§ **Goal of the exercise**
Nothing in the records may be left out or altered; reproduce them all exactly.

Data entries
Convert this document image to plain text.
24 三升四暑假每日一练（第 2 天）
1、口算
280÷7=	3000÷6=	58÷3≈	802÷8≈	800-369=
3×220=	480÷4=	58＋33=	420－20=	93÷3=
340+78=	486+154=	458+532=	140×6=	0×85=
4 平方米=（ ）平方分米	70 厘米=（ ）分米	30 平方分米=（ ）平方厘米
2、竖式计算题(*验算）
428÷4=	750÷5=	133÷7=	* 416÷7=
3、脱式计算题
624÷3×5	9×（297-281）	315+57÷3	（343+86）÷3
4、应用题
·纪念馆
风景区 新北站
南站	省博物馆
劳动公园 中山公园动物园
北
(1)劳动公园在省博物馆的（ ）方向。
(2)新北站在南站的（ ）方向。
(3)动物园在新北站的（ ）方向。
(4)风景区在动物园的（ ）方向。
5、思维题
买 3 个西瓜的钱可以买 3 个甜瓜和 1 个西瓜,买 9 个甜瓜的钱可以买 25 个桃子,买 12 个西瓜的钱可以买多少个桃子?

§ **Answer below**
Convert this document image to plain text.
24 三升四暑假每日一练（第 2 天）
1、口算
280÷7=	3000÷6=	58÷3≈	802÷8≈	800-369=
3×220=	480÷4=	58＋33=	420－20=	93÷3=
340+78=	486+154=	458+532=	140×6=	0×85=
4 平方米=（ ）平方分米	70 厘米=（ ）分米	30 平方分米=（ ）平方厘米
2、竖式计算题(*验算）
428÷4=	750÷5=	133÷7=	* 416÷7=
3、脱式计算题
624÷3×5	9×（297-281）	315+57÷3	（343+86）÷3
4、应用题
·纪念馆
风景区 新北站
南站	省博物馆
劳动公园 中山公园动物园
北
(1)劳动公园在省博物馆的（ ）方向。
(2)新北站在南站的（ ）方向。
(3)动物园在新北站的（ ）方向。
(4)风景区在动物园的（ ）方向。
5、思维题
买 3 个西瓜的钱可以买 3 个甜瓜和 1 个西瓜,买 9 个甜瓜的钱可以买 25 个桃子,买 12 个西瓜的钱可以买多少个桃子?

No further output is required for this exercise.